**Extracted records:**
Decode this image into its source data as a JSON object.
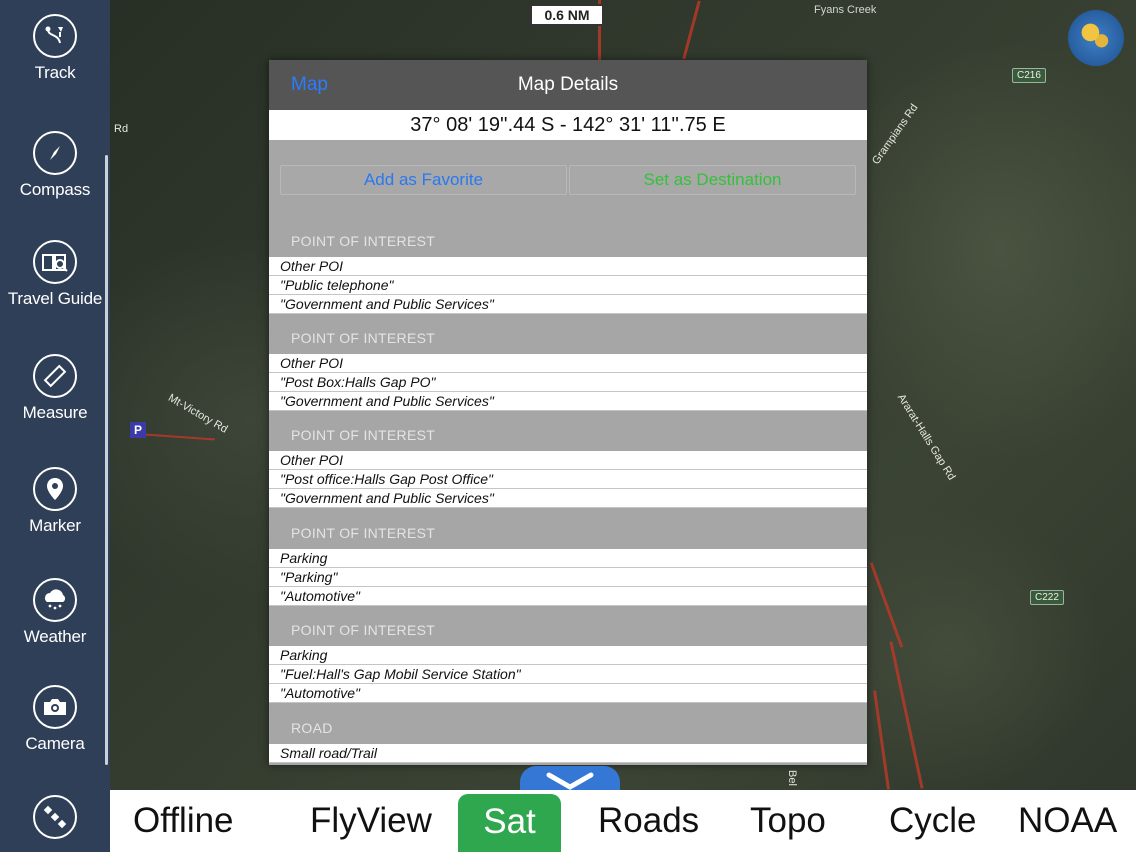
{
  "map": {
    "scale": "0.6 NM",
    "labels": {
      "fyans_creek": "Fyans Creek",
      "rd_left": "Rd",
      "mt_victory": "Mt-Victory Rd",
      "grampians": "Grampians Rd",
      "ararat_halls": "Ararat-Halls Gap Rd",
      "bel": "Bel",
      "c216": "C216",
      "c222": "C222",
      "parking_marker": "P"
    }
  },
  "sidebar": {
    "items": [
      {
        "label": "Track",
        "icon": "track-icon"
      },
      {
        "label": "Compass",
        "icon": "compass-icon"
      },
      {
        "label": "Travel Guide",
        "icon": "travel-guide-icon"
      },
      {
        "label": "Measure",
        "icon": "ruler-icon"
      },
      {
        "label": "Marker",
        "icon": "marker-pin-icon"
      },
      {
        "label": "Weather",
        "icon": "weather-cloud-icon"
      },
      {
        "label": "Camera",
        "icon": "camera-icon"
      },
      {
        "label": "",
        "icon": "satellite-icon"
      }
    ]
  },
  "bottombar": {
    "items": [
      "Offline",
      "FlyView",
      "Sat",
      "Roads",
      "Topo",
      "Cycle",
      "NOAA"
    ],
    "active": "Sat",
    "accent": "#2ea74f"
  },
  "dialog": {
    "back_label": "Map",
    "title": "Map Details",
    "coordinates": "37° 08' 19''.44 S  -  142° 31' 11''.75 E",
    "favorite_label": "Add as Favorite",
    "destination_label": "Set as Destination",
    "sections": [
      {
        "header": "POINT OF INTEREST",
        "rows": [
          "Other POI",
          "\"Public telephone\"",
          "\"Government and Public Services\""
        ]
      },
      {
        "header": "POINT OF INTEREST",
        "rows": [
          "Other POI",
          "\"Post Box:Halls Gap PO\"",
          "\"Government and Public Services\""
        ]
      },
      {
        "header": "POINT OF INTEREST",
        "rows": [
          "Other POI",
          "\"Post office:Halls Gap Post Office\"",
          "\"Government and Public Services\""
        ]
      },
      {
        "header": "POINT OF INTEREST",
        "rows": [
          "Parking",
          "\"Parking\"",
          "\"Automotive\""
        ]
      },
      {
        "header": "POINT OF INTEREST",
        "rows": [
          "Parking",
          "\"Fuel:Hall's Gap Mobil Service Station\"",
          "\"Automotive\""
        ]
      },
      {
        "header": "ROAD",
        "rows": [
          "Small road/Trail"
        ]
      }
    ]
  },
  "colors": {
    "sidebar": "#2f3f57",
    "link_blue": "#2a78f0",
    "destination_green": "#35c13b",
    "chevron_tab": "#3577d4"
  }
}
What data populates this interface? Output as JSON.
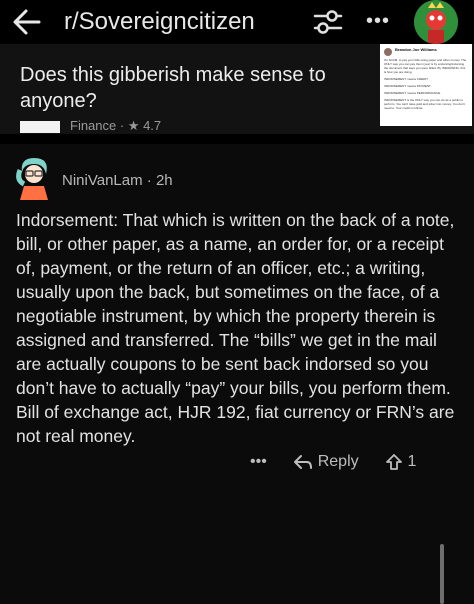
{
  "header": {
    "subreddit": "r/Sovereigncitizen",
    "back_icon": "arrow-left-icon",
    "filter_icon": "sliders-icon",
    "more_icon": "more-horizontal-icon",
    "more_text": "•••"
  },
  "post": {
    "title": "Does this gibberish make sense to anyone?",
    "meta_text": "Finance  · ★ 4.7",
    "thumbnail": {
      "author": "Brandon Joe Williams",
      "lines": [
        "It's SCAM, to pay your bills using paper and other money. The ONLY way you can pay them (yes) is by endorsing/indorsing the document that says you were billed. By INDORSING, this is how you are doing.",
        "INDORSEMENT means CREDIT.",
        "INDORSEMENT means PAYMENT.",
        "INDORSEMENT means PERFORMANCE.",
        "INDORSEMENT is the ONLY way you can do as a public to perform. You can't raise gold and silver into money. You don't need to. Your credit is infinite."
      ]
    }
  },
  "comment": {
    "author": "NiniVanLam",
    "separator": "·",
    "age": "2h",
    "body": "Indorsement: That which is written on the back of a note, bill, or other paper, as a name, an order for, or a receipt of, payment, or the return of an officer, etc.; a writing, usually upon the back, but sometimes on the face, of a negotiable instrument, by which the property therein is assigned and transferred. The “bills” we get in the mail are actually coupons to be sent back indorsed so you don’t have to actually “pay” your bills, you perform them. Bill of exchange act, HJR 192, fiat currency or FRN’s are not real money.",
    "actions": {
      "more": "•••",
      "reply": "Reply",
      "vote_count": "1"
    }
  },
  "colors": {
    "background": "#0b0b0b",
    "card": "#121212",
    "text": "#e2e2e2",
    "muted": "#b8b8b8"
  }
}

**Exercise aim:** Return the listing above in full and without alteration, excluding its pictures.

**Task answer:**
Decode this image into its source data as a JSON object.
{
  "map": {
    "scale": "0.6 NM",
    "labels": {
      "fyans_creek": "Fyans Creek",
      "rd_left": "Rd",
      "mt_victory": "Mt-Victory Rd",
      "grampians": "Grampians Rd",
      "ararat_halls": "Ararat-Halls Gap Rd",
      "bel": "Bel",
      "c216": "C216",
      "c222": "C222",
      "parking_marker": "P"
    }
  },
  "sidebar": {
    "items": [
      {
        "label": "Track",
        "icon": "track-icon"
      },
      {
        "label": "Compass",
        "icon": "compass-icon"
      },
      {
        "label": "Travel Guide",
        "icon": "travel-guide-icon"
      },
      {
        "label": "Measure",
        "icon": "ruler-icon"
      },
      {
        "label": "Marker",
        "icon": "marker-pin-icon"
      },
      {
        "label": "Weather",
        "icon": "weather-cloud-icon"
      },
      {
        "label": "Camera",
        "icon": "camera-icon"
      },
      {
        "label": "",
        "icon": "satellite-icon"
      }
    ]
  },
  "bottombar": {
    "items": [
      "Offline",
      "FlyView",
      "Sat",
      "Roads",
      "Topo",
      "Cycle",
      "NOAA"
    ],
    "active": "Sat",
    "accent": "#2ea74f"
  },
  "dialog": {
    "back_label": "Map",
    "title": "Map Details",
    "coordinates": "37° 08' 19''.44 S  -  142° 31' 11''.75 E",
    "favorite_label": "Add as Favorite",
    "destination_label": "Set as Destination",
    "sections": [
      {
        "header": "POINT OF INTEREST",
        "rows": [
          "Other POI",
          "\"Public telephone\"",
          "\"Government and Public Services\""
        ]
      },
      {
        "header": "POINT OF INTEREST",
        "rows": [
          "Other POI",
          "\"Post Box:Halls Gap PO\"",
          "\"Government and Public Services\""
        ]
      },
      {
        "header": "POINT OF INTEREST",
        "rows": [
          "Other POI",
          "\"Post office:Halls Gap Post Office\"",
          "\"Government and Public Services\""
        ]
      },
      {
        "header": "POINT OF INTEREST",
        "rows": [
          "Parking",
          "\"Parking\"",
          "\"Automotive\""
        ]
      },
      {
        "header": "POINT OF INTEREST",
        "rows": [
          "Parking",
          "\"Fuel:Hall's Gap Mobil Service Station\"",
          "\"Automotive\""
        ]
      },
      {
        "header": "ROAD",
        "rows": [
          "Small road/Trail"
        ]
      }
    ]
  },
  "colors": {
    "sidebar": "#2f3f57",
    "link_blue": "#2a78f0",
    "destination_green": "#35c13b",
    "chevron_tab": "#3577d4"
  }
}
What data populates this interface? Output as JSON.
{
  "header": {
    "subreddit": "r/Sovereigncitizen",
    "back_icon": "arrow-left-icon",
    "filter_icon": "sliders-icon",
    "more_icon": "more-horizontal-icon",
    "more_text": "•••"
  },
  "post": {
    "title": "Does this gibberish make sense to anyone?",
    "meta_text": "Finance  · ★ 4.7",
    "thumbnail": {
      "author": "Brandon Joe Williams",
      "lines": [
        "It's SCAM, to pay your bills using paper and other money. The ONLY way you can pay them (yes) is by endorsing/indorsing the document that says you were billed. By INDORSING, this is how you are doing.",
        "INDORSEMENT means CREDIT.",
        "INDORSEMENT means PAYMENT.",
        "INDORSEMENT means PERFORMANCE.",
        "INDORSEMENT is the ONLY way you can do as a public to perform. You can't raise gold and silver into money. You don't need to. Your credit is infinite."
      ]
    }
  },
  "comment": {
    "author": "NiniVanLam",
    "separator": "·",
    "age": "2h",
    "body": "Indorsement: That which is written on the back of a note, bill, or other paper, as a name, an order for, or a receipt of, payment, or the return of an officer, etc.; a writing, usually upon the back, but sometimes on the face, of a negotiable instrument, by which the property therein is assigned and transferred. The “bills” we get in the mail are actually coupons to be sent back indorsed so you don’t have to actually “pay” your bills, you perform them. Bill of exchange act, HJR 192, fiat currency or FRN’s are not real money.",
    "actions": {
      "more": "•••",
      "reply": "Reply",
      "vote_count": "1"
    }
  },
  "colors": {
    "background": "#0b0b0b",
    "card": "#121212",
    "text": "#e2e2e2",
    "muted": "#b8b8b8"
  }
}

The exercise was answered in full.